REQUIREMENT: Only a number is wanted here: the number of lines of the data that include "JANJGIR".

DATASET RECORDS:
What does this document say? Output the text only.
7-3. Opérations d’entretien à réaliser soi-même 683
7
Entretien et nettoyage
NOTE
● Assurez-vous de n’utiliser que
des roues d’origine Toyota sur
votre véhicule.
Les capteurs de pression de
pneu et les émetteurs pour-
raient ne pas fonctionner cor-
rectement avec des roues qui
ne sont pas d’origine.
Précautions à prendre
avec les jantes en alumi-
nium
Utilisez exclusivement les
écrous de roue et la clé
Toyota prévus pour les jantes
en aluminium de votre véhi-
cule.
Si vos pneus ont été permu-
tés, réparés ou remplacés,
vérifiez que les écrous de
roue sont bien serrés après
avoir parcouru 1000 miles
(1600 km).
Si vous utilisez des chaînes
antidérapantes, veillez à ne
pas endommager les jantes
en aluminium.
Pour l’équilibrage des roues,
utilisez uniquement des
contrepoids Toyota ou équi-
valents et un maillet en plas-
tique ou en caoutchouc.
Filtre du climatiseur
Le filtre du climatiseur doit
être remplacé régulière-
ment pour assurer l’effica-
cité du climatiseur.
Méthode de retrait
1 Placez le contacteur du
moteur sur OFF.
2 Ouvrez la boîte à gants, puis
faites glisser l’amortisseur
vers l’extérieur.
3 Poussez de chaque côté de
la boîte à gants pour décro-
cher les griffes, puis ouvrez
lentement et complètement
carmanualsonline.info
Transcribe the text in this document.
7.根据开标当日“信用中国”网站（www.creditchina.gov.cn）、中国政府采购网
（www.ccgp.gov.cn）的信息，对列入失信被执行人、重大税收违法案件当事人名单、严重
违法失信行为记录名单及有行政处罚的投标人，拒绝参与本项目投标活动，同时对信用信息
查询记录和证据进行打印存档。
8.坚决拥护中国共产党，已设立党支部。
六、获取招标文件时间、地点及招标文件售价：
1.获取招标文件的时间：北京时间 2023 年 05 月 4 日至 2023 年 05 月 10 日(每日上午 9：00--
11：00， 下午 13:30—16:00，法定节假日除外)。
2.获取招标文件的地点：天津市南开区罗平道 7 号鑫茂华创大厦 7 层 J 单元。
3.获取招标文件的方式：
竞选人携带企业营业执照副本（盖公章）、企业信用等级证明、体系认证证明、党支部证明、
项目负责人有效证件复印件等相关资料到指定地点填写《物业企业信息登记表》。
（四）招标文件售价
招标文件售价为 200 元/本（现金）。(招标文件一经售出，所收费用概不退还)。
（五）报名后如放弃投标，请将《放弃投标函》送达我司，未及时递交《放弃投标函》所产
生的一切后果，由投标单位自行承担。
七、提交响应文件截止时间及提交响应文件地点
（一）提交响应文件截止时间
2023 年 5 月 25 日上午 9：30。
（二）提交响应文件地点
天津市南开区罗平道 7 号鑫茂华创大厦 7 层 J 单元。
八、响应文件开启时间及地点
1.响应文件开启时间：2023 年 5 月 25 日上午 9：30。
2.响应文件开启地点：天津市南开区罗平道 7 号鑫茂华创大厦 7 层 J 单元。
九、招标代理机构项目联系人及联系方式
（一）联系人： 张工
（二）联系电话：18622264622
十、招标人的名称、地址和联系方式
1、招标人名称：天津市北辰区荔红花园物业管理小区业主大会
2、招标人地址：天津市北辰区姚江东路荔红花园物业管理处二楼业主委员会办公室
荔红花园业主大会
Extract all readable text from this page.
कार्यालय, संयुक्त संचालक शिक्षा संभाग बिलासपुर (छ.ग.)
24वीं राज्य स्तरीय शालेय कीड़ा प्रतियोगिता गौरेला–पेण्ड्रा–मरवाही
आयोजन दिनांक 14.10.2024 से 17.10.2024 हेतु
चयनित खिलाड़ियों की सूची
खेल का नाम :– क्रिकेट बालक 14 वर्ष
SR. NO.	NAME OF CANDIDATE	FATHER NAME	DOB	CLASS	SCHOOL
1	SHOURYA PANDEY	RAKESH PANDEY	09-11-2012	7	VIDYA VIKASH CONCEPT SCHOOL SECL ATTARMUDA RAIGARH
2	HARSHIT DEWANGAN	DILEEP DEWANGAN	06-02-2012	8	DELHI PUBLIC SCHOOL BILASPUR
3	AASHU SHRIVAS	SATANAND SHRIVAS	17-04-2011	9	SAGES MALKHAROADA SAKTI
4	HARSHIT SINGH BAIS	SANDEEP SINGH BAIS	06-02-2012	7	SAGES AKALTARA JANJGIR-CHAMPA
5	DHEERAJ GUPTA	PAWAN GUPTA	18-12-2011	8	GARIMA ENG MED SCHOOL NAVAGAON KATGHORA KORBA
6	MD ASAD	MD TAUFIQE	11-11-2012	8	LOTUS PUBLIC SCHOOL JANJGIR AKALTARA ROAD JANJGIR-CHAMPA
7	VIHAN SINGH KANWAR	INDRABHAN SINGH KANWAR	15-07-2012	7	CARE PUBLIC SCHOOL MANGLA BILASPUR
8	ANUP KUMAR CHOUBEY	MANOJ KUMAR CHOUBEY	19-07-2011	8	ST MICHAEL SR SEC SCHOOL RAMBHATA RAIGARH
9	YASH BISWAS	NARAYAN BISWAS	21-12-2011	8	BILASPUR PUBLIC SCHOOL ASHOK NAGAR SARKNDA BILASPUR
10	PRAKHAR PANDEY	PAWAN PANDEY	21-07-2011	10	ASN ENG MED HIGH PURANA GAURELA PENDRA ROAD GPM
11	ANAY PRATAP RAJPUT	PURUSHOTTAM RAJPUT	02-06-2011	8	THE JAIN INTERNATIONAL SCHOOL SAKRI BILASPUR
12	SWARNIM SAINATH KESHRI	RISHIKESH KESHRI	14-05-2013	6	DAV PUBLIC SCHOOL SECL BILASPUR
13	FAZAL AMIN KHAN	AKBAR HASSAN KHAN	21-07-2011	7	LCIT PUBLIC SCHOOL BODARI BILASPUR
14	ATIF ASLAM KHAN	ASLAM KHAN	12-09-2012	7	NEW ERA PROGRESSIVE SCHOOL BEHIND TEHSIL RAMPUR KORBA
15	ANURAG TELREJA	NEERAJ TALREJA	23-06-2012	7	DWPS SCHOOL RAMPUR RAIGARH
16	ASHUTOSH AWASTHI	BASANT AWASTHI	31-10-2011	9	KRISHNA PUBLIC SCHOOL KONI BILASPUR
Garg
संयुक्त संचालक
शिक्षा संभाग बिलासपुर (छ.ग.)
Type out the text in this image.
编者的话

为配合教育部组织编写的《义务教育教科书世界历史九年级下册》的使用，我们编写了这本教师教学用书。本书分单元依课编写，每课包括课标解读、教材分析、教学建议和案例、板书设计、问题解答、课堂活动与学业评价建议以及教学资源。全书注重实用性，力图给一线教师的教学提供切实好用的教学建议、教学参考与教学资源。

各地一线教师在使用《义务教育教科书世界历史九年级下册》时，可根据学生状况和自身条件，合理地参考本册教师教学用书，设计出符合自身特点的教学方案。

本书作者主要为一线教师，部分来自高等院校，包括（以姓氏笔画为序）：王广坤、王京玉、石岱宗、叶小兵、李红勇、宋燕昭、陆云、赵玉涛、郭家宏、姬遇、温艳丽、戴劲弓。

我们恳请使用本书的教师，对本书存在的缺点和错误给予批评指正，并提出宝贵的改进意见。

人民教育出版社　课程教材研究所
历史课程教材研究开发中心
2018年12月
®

THE ANSWER: 2